- **Dataset records**:
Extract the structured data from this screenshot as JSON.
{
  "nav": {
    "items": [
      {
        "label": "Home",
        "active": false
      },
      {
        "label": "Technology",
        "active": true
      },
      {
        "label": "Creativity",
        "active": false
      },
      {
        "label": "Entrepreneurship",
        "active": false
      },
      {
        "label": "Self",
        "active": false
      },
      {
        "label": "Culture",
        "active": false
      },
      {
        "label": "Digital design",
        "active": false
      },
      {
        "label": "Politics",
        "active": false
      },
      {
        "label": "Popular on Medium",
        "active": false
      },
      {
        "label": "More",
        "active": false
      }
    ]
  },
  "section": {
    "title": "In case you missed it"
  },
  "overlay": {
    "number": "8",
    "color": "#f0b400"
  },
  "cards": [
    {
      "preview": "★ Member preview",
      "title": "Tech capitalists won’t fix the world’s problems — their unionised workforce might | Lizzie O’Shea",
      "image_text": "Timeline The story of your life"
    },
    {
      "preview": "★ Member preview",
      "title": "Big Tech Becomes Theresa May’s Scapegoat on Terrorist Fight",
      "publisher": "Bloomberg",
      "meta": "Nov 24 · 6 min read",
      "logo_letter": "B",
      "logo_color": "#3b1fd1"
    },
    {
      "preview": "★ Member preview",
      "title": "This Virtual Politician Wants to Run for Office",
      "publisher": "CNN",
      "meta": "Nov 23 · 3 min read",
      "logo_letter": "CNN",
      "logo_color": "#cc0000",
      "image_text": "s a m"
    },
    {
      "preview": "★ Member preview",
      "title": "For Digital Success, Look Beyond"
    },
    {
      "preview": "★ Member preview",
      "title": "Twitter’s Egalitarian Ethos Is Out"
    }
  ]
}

- **PROBLEM DESCRIPTION**:
Every record above should be output exactly.

- **OUTPUT BELOW**:
Extract the structured data from this screenshot as JSON.
{
  "nav": {
    "items": [
      {
        "label": "Home",
        "active": false
      },
      {
        "label": "Technology",
        "active": true
      },
      {
        "label": "Creativity",
        "active": false
      },
      {
        "label": "Entrepreneurship",
        "active": false
      },
      {
        "label": "Self",
        "active": false
      },
      {
        "label": "Culture",
        "active": false
      },
      {
        "label": "Digital design",
        "active": false
      },
      {
        "label": "Politics",
        "active": false
      },
      {
        "label": "Popular on Medium",
        "active": false
      },
      {
        "label": "More",
        "active": false
      }
    ]
  },
  "section": {
    "title": "In case you missed it"
  },
  "overlay": {
    "number": "8",
    "color": "#f0b400"
  },
  "cards": [
    {
      "preview": "★ Member preview",
      "title": "Tech capitalists won’t fix the world’s problems — their unionised workforce might | Lizzie O’Shea",
      "image_text": "Timeline The story of your life"
    },
    {
      "preview": "★ Member preview",
      "title": "Big Tech Becomes Theresa May’s Scapegoat on Terrorist Fight",
      "publisher": "Bloomberg",
      "meta": "Nov 24 · 6 min read",
      "logo_letter": "B",
      "logo_color": "#3b1fd1"
    },
    {
      "preview": "★ Member preview",
      "title": "This Virtual Politician Wants to Run for Office",
      "publisher": "CNN",
      "meta": "Nov 23 · 3 min read",
      "logo_letter": "CNN",
      "logo_color": "#cc0000",
      "image_text": "s a m"
    },
    {
      "preview": "★ Member preview",
      "title": "For Digital Success, Look Beyond"
    },
    {
      "preview": "★ Member preview",
      "title": "Twitter’s Egalitarian Ethos Is Out"
    }
  ]
}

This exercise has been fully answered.